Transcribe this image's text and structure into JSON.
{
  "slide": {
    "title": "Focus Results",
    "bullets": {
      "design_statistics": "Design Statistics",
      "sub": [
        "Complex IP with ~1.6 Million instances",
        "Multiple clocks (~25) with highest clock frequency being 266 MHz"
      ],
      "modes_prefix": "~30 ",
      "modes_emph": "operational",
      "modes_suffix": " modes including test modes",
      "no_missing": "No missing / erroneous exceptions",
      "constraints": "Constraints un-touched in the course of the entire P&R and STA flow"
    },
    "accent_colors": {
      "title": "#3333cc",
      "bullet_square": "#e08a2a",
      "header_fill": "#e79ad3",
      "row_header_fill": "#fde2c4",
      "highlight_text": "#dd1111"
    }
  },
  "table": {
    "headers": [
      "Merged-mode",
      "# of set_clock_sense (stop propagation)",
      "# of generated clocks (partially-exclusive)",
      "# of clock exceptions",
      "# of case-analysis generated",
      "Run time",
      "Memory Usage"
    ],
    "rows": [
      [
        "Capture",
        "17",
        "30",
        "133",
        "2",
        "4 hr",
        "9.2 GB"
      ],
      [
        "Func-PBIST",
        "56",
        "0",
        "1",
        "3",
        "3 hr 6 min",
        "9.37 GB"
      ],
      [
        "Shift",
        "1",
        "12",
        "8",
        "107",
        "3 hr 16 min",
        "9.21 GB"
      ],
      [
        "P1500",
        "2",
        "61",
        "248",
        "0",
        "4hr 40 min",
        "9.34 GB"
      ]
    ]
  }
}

• • •

The entries above must be returned exactly.

- _Result of this task_
Transcribe this image's text and structure into JSON.
{
  "slide": {
    "title": "Focus Results",
    "bullets": {
      "design_statistics": "Design Statistics",
      "sub": [
        "Complex IP with ~1.6 Million instances",
        "Multiple clocks (~25) with highest clock frequency being 266 MHz"
      ],
      "modes_prefix": "~30 ",
      "modes_emph": "operational",
      "modes_suffix": " modes including test modes",
      "no_missing": "No missing / erroneous exceptions",
      "constraints": "Constraints un-touched in the course of the entire P&R and STA flow"
    },
    "accent_colors": {
      "title": "#3333cc",
      "bullet_square": "#e08a2a",
      "header_fill": "#e79ad3",
      "row_header_fill": "#fde2c4",
      "highlight_text": "#dd1111"
    }
  },
  "table": {
    "headers": [
      "Merged-mode",
      "# of set_clock_sense (stop propagation)",
      "# of generated clocks (partially-exclusive)",
      "# of clock exceptions",
      "# of case-analysis generated",
      "Run time",
      "Memory Usage"
    ],
    "rows": [
      [
        "Capture",
        "17",
        "30",
        "133",
        "2",
        "4 hr",
        "9.2 GB"
      ],
      [
        "Func-PBIST",
        "56",
        "0",
        "1",
        "3",
        "3 hr 6 min",
        "9.37 GB"
      ],
      [
        "Shift",
        "1",
        "12",
        "8",
        "107",
        "3 hr 16 min",
        "9.21 GB"
      ],
      [
        "P1500",
        "2",
        "61",
        "248",
        "0",
        "4hr 40 min",
        "9.34 GB"
      ]
    ]
  }
}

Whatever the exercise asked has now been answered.